START DATA SECTION
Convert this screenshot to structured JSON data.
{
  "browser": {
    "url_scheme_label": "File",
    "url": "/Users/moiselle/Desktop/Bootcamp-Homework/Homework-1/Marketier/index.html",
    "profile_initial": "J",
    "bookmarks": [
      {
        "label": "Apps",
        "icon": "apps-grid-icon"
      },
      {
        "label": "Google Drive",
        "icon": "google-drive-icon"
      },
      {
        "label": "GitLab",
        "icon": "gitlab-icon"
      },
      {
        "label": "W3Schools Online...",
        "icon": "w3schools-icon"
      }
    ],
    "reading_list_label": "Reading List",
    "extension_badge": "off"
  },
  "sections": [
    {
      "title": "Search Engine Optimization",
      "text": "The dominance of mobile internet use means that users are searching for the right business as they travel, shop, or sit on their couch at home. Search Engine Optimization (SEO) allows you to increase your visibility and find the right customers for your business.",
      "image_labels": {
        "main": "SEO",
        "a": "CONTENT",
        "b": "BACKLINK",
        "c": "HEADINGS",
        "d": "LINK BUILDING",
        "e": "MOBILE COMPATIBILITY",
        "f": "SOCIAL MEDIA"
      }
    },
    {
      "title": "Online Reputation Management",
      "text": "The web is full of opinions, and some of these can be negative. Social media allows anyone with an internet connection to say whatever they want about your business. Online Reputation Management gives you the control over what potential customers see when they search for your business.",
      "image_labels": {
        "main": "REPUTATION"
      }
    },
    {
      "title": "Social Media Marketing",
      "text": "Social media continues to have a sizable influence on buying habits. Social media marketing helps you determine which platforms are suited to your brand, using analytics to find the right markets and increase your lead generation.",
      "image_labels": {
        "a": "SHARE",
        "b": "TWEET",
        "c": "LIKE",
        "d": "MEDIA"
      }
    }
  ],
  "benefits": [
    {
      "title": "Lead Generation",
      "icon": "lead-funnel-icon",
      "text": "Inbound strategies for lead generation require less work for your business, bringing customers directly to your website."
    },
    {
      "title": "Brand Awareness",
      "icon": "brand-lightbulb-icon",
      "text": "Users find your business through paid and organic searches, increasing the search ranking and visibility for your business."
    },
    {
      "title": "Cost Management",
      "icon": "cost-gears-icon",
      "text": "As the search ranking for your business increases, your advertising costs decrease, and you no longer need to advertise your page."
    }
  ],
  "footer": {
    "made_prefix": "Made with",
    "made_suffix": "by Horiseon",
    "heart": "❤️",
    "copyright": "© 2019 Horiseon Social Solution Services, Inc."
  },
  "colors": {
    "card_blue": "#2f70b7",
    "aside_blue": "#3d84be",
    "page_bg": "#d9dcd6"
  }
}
END DATA SECTION
START DATA SECTION
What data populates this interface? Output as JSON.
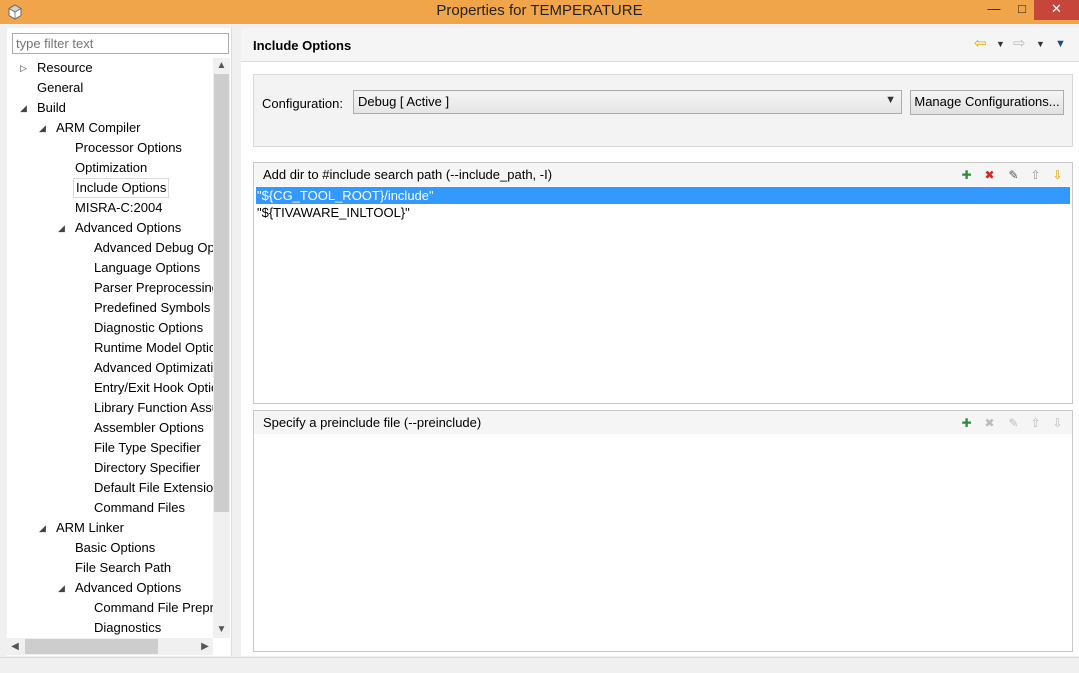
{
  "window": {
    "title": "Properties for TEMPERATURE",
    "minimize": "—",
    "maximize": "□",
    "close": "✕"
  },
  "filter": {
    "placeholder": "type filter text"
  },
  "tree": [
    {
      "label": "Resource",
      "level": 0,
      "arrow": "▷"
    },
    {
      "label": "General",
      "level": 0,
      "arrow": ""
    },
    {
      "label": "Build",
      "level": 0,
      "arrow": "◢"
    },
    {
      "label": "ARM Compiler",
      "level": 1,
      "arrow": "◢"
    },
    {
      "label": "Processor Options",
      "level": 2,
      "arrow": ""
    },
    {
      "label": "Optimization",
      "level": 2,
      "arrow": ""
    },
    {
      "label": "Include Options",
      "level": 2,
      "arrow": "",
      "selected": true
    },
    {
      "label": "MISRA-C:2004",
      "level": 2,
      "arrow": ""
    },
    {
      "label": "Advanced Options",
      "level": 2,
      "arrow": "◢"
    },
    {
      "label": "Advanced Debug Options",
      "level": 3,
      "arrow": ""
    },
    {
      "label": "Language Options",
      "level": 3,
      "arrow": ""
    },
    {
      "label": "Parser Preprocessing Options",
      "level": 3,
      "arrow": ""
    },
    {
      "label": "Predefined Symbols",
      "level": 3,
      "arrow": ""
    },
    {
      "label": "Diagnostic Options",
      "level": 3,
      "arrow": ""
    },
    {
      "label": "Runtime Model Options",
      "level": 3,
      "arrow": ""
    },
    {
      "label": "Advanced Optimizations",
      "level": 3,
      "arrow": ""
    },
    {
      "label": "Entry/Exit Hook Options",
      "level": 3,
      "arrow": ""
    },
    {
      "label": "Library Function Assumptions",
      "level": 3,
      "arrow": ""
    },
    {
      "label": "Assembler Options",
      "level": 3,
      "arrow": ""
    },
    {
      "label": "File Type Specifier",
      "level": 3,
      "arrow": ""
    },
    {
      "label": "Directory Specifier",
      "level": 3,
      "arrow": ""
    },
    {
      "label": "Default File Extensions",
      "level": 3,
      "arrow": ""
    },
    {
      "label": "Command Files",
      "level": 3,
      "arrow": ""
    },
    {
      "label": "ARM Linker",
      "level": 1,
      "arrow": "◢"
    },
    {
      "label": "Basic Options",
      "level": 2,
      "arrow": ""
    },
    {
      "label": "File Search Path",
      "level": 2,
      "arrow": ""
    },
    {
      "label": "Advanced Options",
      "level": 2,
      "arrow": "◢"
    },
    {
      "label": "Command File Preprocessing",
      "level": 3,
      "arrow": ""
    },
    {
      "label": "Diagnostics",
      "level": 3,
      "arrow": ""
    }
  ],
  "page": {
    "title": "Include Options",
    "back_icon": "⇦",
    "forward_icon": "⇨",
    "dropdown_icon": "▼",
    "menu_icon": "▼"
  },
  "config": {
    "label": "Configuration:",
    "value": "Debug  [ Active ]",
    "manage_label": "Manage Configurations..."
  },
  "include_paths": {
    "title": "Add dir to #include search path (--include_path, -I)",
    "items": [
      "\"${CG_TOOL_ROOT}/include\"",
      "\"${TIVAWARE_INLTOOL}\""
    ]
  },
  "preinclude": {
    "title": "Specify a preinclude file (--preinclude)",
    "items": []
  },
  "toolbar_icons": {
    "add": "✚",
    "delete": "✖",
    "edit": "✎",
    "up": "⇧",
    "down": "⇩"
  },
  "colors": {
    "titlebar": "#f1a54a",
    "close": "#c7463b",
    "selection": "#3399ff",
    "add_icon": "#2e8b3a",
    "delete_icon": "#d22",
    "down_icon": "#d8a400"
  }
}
END DATA SECTION
### WRITTEN PROBLEM
In the records above, locate every line with the string "Management" and copy it.

### FINAL RESULT
      "title": "Online Reputation Management",
      "text": "The web is full of opinions, and some of these can be negative. Social media allows anyone with an internet connection to say whatever they want about your business. Online Reputation Management gives you the control over what potential customers see when they search for your business.",
      "title": "Cost Management",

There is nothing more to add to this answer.